Data excerpts ::
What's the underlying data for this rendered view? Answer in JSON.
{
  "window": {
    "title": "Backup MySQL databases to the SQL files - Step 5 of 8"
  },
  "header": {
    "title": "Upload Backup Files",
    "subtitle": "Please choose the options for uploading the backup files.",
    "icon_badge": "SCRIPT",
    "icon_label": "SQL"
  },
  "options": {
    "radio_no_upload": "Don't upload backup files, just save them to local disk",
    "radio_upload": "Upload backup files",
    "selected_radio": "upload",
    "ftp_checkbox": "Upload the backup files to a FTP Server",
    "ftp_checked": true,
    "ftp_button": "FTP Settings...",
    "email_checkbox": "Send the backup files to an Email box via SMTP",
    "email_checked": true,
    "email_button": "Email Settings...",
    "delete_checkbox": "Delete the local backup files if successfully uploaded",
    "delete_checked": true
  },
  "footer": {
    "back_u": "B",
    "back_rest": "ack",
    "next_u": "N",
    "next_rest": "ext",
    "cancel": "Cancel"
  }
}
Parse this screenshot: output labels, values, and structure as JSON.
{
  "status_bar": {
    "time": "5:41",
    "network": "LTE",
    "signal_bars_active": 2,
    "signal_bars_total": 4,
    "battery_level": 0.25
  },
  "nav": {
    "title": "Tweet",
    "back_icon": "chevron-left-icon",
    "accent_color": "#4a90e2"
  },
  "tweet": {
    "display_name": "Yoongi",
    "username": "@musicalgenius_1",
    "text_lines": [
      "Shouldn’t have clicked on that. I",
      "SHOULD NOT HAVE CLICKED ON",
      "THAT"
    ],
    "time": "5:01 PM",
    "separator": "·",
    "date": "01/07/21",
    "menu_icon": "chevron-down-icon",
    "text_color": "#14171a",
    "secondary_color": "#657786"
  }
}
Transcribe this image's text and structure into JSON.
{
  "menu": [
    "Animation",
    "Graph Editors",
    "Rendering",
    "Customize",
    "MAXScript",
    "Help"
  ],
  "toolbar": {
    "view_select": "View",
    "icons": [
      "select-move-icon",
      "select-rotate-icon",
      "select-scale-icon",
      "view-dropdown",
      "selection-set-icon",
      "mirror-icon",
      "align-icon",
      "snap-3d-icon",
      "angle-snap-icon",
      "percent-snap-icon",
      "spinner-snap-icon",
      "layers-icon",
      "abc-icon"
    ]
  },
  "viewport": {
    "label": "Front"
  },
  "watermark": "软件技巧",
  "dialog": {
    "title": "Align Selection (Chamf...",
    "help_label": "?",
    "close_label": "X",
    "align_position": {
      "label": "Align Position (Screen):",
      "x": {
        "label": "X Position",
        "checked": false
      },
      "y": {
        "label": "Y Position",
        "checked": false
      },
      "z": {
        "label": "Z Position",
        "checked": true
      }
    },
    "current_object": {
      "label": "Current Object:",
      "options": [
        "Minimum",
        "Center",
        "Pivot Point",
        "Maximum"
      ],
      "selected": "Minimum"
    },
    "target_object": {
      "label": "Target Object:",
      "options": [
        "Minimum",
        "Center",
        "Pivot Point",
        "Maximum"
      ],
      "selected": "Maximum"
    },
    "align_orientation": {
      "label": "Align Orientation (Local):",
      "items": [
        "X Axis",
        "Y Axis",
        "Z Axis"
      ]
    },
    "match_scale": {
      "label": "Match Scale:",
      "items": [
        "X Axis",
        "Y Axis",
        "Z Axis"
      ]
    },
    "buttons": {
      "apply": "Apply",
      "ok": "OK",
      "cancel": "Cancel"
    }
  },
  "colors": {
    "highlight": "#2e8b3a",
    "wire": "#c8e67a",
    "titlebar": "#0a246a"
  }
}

Problem requirements ::
Gather every line containing the word "true" and copy it.

Answer for this exercise ::
    "ftp_checked": true,
    "email_checked": true,
    "delete_checked": true
        "checked": true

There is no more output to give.